*EXERCISE OBJECTIVE*
The records below must be copied in full; omit the images.

··· PROVIDED ENTRIES ···

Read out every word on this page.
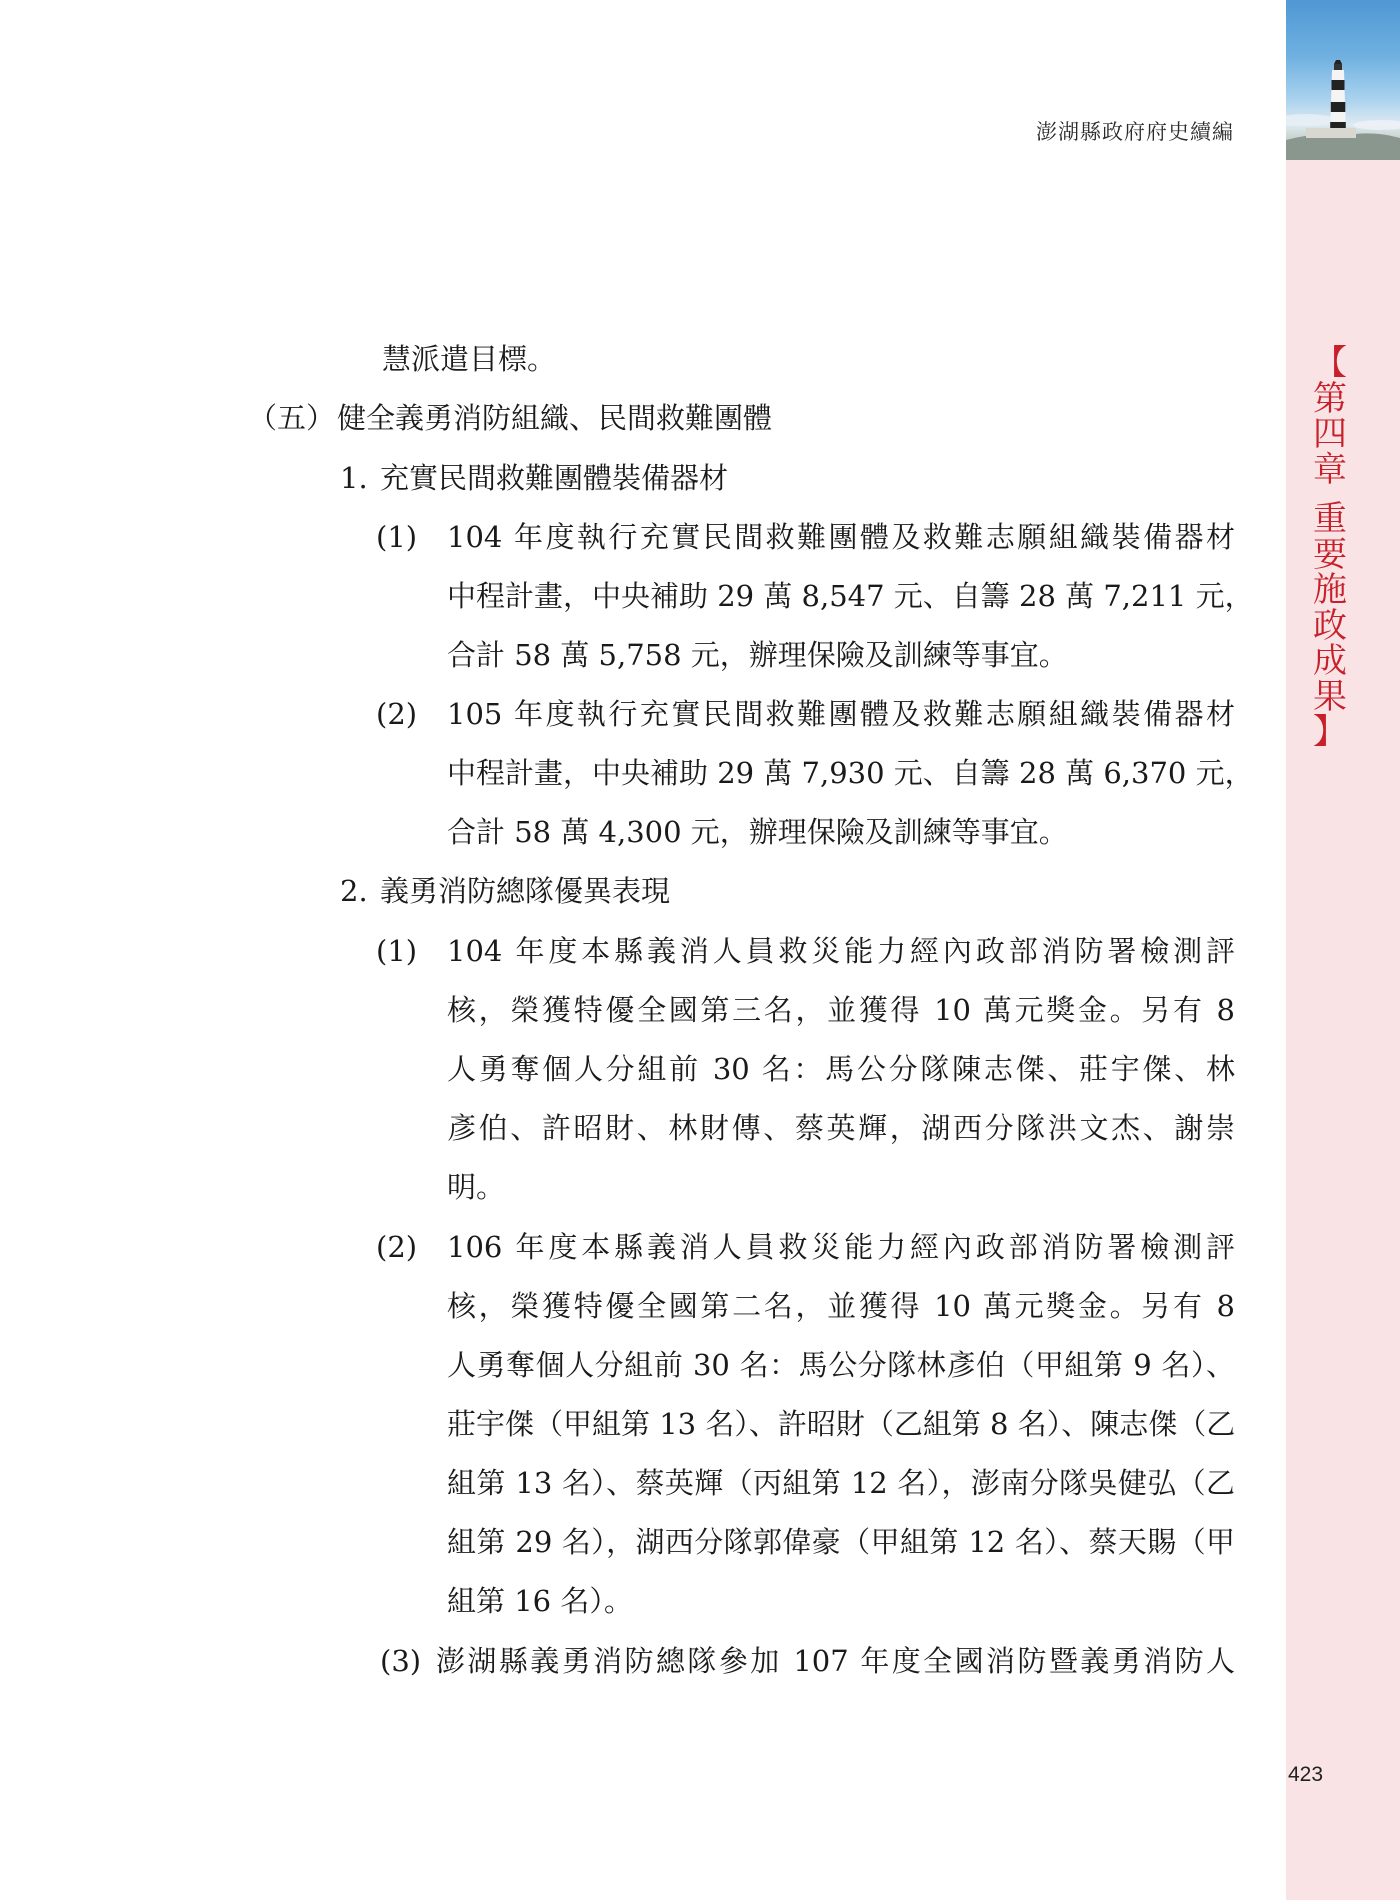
【
第
四
章
重
要
施
政
成
果
】
澎湖縣政府府史續編
慧派遣目標。
（五） 健全義勇消防組織、民間救難團體
1. 充實民間救難團體裝備器材
(1) 104 年度執行充實民間救難團體及救難志願組織裝備器材
中程計畫，中央補助 29 萬 8,547 元、自籌 28 萬 7,211 元，
合計 58 萬 5,758 元，辦理保險及訓練等事宜。
(2) 105 年度執行充實民間救難團體及救難志願組織裝備器材
中程計畫，中央補助 29 萬 7,930 元、自籌 28 萬 6,370 元，
合計 58 萬 4,300 元，辦理保險及訓練等事宜。
2. 義勇消防總隊優異表現
(1) 104 年度本縣義消人員救災能力經內政部消防署檢測評
核，榮獲特優全國第三名，並獲得 10 萬元獎金。另有 8
人勇奪個人分組前 30 名：馬公分隊陳志傑、莊宇傑、林
彥伯、許昭財、林財傳、蔡英輝，湖西分隊洪文杰、謝崇
明。
(2) 106 年度本縣義消人員救災能力經內政部消防署檢測評
核，榮獲特優全國第二名，並獲得 10 萬元獎金。另有 8
人勇奪個人分組前 30 名：馬公分隊林彥伯（甲組第 9 名）、
莊宇傑（甲組第 13 名）、許昭財（乙組第 8 名）、陳志傑（乙
組第 13 名）、蔡英輝（丙組第 12 名），澎南分隊吳健弘（乙
組第 29 名），湖西分隊郭偉豪（甲組第 12 名）、蔡天賜（甲
組第 16 名）。
(3) 澎湖縣義勇消防總隊參加 107 年度全國消防暨義勇消防人
423
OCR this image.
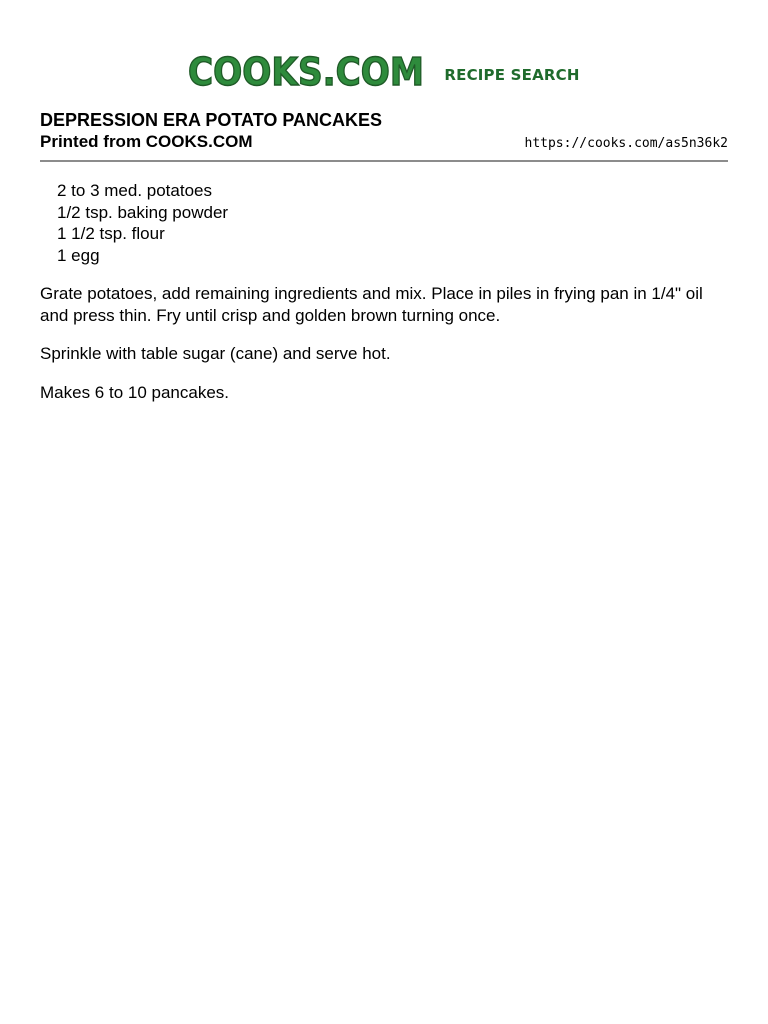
COOKS.COM RECIPE SEARCH
DEPRESSION ERA POTATO PANCAKES
Printed from COOKS.COM	https://cooks.com/as5n36k2
2 to 3 med. potatoes
1/2 tsp. baking powder
1 1/2 tsp. flour
1 egg

Grate potatoes, add remaining ingredients and mix. Place in piles in frying pan in 1/4" oil and press thin. Fry until crisp and golden brown turning once.

Sprinkle with table sugar (cane) and serve hot.

Makes 6 to 10 pancakes.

···

*WRITTEN RESPONSE*
Read out every word on this page.
【
第
四
章
重
要
施
政
成
果
】
澎湖縣政府府史續編
慧派遣目標。
（五） 健全義勇消防組織、民間救難團體
1. 充實民間救難團體裝備器材
(1) 104 年度執行充實民間救難團體及救難志願組織裝備器材
中程計畫，中央補助 29 萬 8,547 元、自籌 28 萬 7,211 元，
合計 58 萬 5,758 元，辦理保險及訓練等事宜。
(2) 105 年度執行充實民間救難團體及救難志願組織裝備器材
中程計畫，中央補助 29 萬 7,930 元、自籌 28 萬 6,370 元，
合計 58 萬 4,300 元，辦理保險及訓練等事宜。
2. 義勇消防總隊優異表現
(1) 104 年度本縣義消人員救災能力經內政部消防署檢測評
核，榮獲特優全國第三名，並獲得 10 萬元獎金。另有 8
人勇奪個人分組前 30 名：馬公分隊陳志傑、莊宇傑、林
彥伯、許昭財、林財傳、蔡英輝，湖西分隊洪文杰、謝崇
明。
(2) 106 年度本縣義消人員救災能力經內政部消防署檢測評
核，榮獲特優全國第二名，並獲得 10 萬元獎金。另有 8
人勇奪個人分組前 30 名：馬公分隊林彥伯（甲組第 9 名）、
莊宇傑（甲組第 13 名）、許昭財（乙組第 8 名）、陳志傑（乙
組第 13 名）、蔡英輝（丙組第 12 名），澎南分隊吳健弘（乙
組第 29 名），湖西分隊郭偉豪（甲組第 12 名）、蔡天賜（甲
組第 16 名）。
(3) 澎湖縣義勇消防總隊參加 107 年度全國消防暨義勇消防人
423
OCR this image.
COOKS.COM RECIPE SEARCH
DEPRESSION ERA POTATO PANCAKES
Printed from COOKS.COM	https://cooks.com/as5n36k2
2 to 3 med. potatoes
1/2 tsp. baking powder
1 1/2 tsp. flour
1 egg

Grate potatoes, add remaining ingredients and mix. Place in piles in frying pan in 1/4" oil and press thin. Fry until crisp and golden brown turning once.

Sprinkle with table sugar (cane) and serve hot.

Makes 6 to 10 pancakes.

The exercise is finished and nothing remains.